Exercise passage Start Marker

These statistical results show most clearly the effects of political events on the
shaping of a speech community’s perceptions of dialect boundaries. Cuba-Pre is grouped
with Peninsular Spanish, a reflection of Cubans’ beliefs about their strong cultural
resemblance to the white European Spaniard, whereas Cuba-Post occupies a separate
cluster, symbolizing its distinctiveness and exclusion. The politically charged context
surrounding the two varieties of Cuban Spanish is responsible for the perception of a
linguistic boundary between Miami and the island.
Respondents readily provided comments about what they believe is the source of the
differences between Cuba-Pre and Cuba-Post. One young female respondent who had
arrived from Cuba one year before reported: “Actualmente se habla un español horrible.
Esta muy chabacan. Antes se hablaba mejor.” (The Spanish spoken [in Cuba] now is
horrible. It’s very sloppy. People used to speak better.) When she was asked why she
thought this was so, she responded: “No sé, pero se han perdido muchos valores.” (I don’t
know, but many values have been lost.) Other respondents provided similar comments
about what they believed was a loss of values and moral principles in Cuba as the source
of linguistic impoverishment, attributing the situation to the island’s political stance.
Another common argument respondents give for down-grading Cuba-Post is that they
feel that individuals in Cuba must adapt to the system, and, as one older woman pointed
out, “part of that involves the way of speaking”. Another respondent stated that the
government in Cuba had carried out a campaign to corrupt Cuban Spanish to celebrate the
triumph of the proletariat. The system is bad and has made the language of the people
who live within that system bad, too. Dailey-O’Cain’s (2000) study in post-unification
Germany specifically addressed the effects of the cold war on dialect perceptions. It
reported that West Germans’ perceptions of East German varieties were negatively
affected by their former political differences, as evidenced by the fact that West Germans
gave lower ratings to eastern varieties than to western ones, while East Germans rated
eastern and western varieties similarly for correctness.

Exercise passage End Marker
Data extract Start Marker

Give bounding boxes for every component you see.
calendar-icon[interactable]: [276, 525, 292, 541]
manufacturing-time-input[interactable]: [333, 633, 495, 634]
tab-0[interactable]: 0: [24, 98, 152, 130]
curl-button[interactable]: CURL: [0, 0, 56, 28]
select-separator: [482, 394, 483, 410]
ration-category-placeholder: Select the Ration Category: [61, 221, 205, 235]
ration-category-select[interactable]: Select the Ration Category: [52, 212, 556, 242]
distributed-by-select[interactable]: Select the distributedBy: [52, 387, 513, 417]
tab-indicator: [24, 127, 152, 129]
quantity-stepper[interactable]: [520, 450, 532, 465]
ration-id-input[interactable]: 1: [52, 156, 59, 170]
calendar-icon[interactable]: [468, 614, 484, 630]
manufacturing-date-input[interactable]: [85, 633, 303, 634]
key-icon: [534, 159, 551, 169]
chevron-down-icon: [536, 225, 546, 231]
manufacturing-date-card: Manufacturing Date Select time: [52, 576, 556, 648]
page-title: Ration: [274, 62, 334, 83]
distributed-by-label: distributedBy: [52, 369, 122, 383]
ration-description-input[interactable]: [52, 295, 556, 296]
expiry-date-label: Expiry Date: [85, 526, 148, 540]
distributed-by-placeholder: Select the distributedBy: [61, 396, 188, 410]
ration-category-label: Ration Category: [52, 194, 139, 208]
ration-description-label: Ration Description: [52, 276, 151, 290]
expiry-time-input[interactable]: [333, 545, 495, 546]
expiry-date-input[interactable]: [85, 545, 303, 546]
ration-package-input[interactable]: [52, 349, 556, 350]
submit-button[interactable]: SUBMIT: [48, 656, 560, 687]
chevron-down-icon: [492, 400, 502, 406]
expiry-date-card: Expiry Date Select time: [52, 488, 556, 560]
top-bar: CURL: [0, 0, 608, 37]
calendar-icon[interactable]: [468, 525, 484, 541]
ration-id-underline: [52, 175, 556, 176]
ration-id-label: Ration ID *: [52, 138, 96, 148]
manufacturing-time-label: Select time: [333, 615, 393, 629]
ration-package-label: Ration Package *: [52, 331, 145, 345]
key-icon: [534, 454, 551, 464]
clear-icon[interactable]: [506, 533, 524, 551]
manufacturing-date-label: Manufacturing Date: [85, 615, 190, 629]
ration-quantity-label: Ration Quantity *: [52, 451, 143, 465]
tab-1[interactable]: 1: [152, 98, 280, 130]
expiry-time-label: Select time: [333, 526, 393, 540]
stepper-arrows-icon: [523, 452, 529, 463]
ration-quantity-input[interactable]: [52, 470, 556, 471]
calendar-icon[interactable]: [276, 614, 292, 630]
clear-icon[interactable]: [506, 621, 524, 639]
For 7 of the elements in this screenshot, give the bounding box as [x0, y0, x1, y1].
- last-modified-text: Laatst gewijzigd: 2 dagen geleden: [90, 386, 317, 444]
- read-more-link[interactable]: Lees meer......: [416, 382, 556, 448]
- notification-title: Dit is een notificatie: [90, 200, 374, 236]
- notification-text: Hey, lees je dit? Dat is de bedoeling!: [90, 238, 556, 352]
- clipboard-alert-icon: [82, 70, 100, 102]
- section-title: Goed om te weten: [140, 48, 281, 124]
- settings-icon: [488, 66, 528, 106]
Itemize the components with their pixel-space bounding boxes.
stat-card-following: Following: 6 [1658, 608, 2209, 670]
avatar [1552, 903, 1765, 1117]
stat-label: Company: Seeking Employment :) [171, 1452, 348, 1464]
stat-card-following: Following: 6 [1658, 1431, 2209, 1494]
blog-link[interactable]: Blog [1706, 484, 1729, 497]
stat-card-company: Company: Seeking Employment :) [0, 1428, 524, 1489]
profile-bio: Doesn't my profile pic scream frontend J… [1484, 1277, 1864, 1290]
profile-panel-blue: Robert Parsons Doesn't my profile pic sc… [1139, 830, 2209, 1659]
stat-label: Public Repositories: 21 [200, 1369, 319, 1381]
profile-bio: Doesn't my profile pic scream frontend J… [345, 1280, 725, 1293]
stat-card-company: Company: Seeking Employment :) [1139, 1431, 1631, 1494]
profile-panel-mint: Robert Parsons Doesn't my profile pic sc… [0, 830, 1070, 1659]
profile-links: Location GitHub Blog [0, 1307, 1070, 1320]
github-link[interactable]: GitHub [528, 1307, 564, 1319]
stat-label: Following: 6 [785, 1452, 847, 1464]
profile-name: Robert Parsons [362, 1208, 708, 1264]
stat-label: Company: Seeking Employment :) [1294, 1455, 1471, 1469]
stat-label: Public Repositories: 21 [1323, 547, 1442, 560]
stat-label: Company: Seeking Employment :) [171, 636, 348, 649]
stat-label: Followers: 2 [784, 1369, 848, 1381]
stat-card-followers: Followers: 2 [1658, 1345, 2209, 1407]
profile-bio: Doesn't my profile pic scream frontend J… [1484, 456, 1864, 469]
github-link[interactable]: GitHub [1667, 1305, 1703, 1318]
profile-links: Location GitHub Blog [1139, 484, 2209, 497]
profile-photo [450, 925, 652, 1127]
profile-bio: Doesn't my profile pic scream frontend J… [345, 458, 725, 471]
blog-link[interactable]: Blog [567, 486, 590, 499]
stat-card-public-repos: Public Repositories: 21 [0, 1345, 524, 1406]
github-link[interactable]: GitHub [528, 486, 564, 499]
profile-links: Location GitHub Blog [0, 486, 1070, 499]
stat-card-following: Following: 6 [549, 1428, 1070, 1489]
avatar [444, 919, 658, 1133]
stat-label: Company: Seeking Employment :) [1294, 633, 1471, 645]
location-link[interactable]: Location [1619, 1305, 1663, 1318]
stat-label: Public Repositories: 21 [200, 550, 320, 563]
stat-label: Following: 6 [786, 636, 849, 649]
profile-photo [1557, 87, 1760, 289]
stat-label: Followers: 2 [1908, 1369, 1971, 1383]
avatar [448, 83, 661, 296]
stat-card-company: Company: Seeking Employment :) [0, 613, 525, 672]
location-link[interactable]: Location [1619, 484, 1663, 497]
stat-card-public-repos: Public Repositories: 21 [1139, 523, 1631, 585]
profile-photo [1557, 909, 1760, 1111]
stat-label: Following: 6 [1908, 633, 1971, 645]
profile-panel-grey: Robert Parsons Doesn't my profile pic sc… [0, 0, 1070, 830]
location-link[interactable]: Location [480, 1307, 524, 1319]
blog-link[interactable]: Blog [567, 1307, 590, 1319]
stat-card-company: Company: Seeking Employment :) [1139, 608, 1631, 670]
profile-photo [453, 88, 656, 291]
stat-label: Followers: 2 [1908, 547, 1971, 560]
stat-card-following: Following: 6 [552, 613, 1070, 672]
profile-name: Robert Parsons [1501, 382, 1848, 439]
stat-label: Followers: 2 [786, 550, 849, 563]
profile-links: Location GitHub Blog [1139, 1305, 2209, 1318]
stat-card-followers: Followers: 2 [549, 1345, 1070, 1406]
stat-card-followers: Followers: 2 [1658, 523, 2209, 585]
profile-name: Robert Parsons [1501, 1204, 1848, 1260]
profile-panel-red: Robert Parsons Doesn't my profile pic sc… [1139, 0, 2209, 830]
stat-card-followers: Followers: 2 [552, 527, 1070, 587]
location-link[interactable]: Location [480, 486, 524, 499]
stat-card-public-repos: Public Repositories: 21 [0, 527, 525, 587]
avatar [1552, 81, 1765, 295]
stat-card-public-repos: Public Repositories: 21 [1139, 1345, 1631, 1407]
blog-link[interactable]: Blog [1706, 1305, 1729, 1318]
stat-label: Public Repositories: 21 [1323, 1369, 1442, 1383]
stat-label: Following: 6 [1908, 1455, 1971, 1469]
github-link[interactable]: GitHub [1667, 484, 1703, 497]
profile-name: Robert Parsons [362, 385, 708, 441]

Data extract End Marker

## The task:
Rewrite the passage about Cuban Spanish between "Esta muy chabacan." and "island’s political stance.", inclusive, using "ideals" in place of "values".

## Completed task:
Esta muy chabacan. Antes se hablaba mejor.” (The Spanish spoken [in Cuba] now is
horrible. It’s very sloppy. People used to speak better.) When she was asked why she
thought this was so, she responded: “No sé, pero se han perdido muchos valores.” (I don’t
know, but many ideals have been lost.) Other respondents provided similar comments
about what they believed was a loss of ideals and moral principles in Cuba as the source
of linguistic impoverishment, attributing the situation to the island’s political stance.